** GIVEN EXERCISE **
Give the number of lines in the listing that hold the word "Serial". Write nothing but that number.

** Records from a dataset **
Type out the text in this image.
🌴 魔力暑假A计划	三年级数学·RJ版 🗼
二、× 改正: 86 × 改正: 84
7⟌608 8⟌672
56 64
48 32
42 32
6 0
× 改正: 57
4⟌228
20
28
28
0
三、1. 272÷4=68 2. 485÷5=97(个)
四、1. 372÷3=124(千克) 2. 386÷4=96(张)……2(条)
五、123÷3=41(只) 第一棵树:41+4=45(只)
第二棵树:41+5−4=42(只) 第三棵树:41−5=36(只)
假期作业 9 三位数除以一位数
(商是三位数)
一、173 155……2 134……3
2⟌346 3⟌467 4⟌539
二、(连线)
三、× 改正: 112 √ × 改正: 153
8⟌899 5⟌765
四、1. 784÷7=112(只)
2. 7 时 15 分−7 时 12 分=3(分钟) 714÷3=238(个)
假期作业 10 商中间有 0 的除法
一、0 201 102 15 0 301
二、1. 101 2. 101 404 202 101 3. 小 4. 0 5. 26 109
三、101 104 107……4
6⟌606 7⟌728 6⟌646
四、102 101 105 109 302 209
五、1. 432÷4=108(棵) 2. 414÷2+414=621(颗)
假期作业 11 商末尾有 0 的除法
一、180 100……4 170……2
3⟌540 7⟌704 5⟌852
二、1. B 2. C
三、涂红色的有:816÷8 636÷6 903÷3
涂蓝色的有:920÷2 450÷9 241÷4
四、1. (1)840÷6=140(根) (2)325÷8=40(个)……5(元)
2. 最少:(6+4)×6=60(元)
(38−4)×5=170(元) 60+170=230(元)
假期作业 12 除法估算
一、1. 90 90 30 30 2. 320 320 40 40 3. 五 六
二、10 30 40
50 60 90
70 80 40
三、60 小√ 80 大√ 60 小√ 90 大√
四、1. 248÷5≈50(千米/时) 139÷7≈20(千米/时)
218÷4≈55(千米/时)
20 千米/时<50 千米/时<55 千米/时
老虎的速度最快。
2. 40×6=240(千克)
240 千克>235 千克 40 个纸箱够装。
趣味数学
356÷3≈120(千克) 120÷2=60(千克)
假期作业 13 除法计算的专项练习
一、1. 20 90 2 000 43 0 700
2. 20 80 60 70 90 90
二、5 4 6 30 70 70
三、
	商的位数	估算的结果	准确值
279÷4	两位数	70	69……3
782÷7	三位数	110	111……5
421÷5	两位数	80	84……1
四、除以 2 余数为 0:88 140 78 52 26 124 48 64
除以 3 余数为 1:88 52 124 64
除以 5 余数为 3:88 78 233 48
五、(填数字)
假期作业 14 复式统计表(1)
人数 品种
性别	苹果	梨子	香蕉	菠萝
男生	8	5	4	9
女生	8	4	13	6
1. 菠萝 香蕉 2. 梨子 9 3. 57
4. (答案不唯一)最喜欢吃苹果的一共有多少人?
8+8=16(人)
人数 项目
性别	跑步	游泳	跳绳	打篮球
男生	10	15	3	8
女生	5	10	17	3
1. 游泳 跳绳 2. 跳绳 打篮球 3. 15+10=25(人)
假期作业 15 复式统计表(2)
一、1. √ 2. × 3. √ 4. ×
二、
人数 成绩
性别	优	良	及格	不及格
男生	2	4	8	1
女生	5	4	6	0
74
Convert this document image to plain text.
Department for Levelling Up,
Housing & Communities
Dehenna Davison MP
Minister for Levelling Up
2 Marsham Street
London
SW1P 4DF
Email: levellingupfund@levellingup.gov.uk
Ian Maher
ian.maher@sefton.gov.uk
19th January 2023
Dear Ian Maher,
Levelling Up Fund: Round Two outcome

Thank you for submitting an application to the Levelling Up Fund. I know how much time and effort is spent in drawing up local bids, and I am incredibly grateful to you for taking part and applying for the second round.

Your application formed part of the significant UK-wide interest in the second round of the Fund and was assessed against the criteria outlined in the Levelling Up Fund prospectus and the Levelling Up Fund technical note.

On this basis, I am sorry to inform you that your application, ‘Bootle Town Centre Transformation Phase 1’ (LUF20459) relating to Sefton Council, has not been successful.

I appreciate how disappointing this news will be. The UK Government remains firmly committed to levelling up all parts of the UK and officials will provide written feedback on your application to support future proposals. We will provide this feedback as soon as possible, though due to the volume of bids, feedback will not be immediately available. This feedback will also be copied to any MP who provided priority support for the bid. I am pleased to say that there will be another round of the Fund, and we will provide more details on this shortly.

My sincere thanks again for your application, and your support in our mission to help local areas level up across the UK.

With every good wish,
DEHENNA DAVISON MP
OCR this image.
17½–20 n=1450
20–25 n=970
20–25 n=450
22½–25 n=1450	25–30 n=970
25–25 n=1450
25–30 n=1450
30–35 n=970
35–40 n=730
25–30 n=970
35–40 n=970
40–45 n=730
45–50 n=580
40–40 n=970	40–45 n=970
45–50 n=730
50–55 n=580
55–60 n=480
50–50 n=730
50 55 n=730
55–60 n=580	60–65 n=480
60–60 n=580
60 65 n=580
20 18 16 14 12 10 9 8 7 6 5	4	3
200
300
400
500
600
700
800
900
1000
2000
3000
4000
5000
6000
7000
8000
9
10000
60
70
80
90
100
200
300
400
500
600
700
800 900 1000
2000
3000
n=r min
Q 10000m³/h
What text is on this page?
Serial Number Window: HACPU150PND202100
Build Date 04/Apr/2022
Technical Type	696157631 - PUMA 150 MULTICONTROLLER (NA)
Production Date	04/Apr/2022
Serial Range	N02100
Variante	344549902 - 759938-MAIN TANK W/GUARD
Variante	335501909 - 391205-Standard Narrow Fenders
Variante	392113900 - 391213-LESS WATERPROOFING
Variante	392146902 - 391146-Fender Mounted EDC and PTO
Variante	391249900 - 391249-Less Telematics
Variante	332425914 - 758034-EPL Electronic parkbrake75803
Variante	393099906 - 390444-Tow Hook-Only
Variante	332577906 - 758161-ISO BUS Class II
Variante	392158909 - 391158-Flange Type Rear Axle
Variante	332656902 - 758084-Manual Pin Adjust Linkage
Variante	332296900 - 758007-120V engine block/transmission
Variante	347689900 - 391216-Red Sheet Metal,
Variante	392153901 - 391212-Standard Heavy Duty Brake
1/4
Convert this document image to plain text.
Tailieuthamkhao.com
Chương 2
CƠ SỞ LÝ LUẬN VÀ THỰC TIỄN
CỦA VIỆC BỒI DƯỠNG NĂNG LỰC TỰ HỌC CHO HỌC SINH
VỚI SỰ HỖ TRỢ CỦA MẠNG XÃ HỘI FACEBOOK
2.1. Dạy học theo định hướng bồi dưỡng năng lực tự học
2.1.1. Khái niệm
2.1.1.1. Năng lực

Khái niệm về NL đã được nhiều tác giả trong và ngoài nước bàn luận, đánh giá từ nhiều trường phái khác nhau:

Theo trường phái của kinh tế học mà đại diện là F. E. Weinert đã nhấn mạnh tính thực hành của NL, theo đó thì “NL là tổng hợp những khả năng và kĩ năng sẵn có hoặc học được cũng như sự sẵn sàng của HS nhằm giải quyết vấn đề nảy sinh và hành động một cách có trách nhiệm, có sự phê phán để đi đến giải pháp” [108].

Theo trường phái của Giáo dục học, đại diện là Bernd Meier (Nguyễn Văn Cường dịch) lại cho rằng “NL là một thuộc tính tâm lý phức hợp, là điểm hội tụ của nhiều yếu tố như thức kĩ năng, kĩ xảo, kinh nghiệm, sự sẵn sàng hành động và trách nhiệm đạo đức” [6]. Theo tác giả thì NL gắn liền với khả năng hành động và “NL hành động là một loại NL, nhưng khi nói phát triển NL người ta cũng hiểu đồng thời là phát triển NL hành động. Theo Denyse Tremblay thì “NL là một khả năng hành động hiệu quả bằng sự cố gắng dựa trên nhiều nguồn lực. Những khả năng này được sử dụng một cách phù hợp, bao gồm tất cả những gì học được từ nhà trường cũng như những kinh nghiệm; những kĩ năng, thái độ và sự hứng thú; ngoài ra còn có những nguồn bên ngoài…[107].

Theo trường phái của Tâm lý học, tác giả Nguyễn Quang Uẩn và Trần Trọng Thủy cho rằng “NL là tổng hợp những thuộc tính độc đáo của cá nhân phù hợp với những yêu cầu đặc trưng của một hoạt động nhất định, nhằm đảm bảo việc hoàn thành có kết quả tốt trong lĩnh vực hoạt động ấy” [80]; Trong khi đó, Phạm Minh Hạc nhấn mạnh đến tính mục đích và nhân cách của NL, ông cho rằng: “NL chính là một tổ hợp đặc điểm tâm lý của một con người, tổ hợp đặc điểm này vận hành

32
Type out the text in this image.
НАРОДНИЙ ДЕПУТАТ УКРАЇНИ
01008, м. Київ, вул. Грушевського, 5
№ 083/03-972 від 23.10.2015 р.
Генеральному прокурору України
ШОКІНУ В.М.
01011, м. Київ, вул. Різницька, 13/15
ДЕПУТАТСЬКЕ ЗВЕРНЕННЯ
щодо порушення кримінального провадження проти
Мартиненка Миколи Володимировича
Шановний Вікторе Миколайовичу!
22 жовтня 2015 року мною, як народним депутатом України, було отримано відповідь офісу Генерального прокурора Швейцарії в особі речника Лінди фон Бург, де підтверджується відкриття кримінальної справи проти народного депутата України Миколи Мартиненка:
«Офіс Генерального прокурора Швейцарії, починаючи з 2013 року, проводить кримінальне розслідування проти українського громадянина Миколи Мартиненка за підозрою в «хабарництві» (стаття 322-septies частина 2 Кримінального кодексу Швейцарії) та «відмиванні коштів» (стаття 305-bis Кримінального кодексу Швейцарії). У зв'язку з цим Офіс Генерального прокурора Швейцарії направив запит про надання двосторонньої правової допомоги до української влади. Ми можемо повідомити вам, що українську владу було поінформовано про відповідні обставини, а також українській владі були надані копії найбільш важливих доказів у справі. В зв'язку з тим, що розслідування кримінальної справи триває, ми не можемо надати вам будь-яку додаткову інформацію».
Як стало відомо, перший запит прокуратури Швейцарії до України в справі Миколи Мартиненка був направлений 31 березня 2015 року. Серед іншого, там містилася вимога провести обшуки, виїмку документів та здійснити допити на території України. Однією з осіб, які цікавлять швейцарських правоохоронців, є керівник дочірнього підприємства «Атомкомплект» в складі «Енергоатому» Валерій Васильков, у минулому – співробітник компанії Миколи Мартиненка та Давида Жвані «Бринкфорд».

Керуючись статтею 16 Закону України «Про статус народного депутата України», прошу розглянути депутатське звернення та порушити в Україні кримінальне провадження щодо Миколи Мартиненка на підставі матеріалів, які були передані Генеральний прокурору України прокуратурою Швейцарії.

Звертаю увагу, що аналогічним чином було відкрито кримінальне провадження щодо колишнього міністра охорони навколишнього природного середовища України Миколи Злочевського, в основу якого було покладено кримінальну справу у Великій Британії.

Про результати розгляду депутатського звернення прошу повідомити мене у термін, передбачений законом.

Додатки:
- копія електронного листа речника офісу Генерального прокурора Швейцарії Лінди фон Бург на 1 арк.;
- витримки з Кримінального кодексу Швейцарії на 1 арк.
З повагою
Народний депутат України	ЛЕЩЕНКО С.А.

** OUTPUT **
2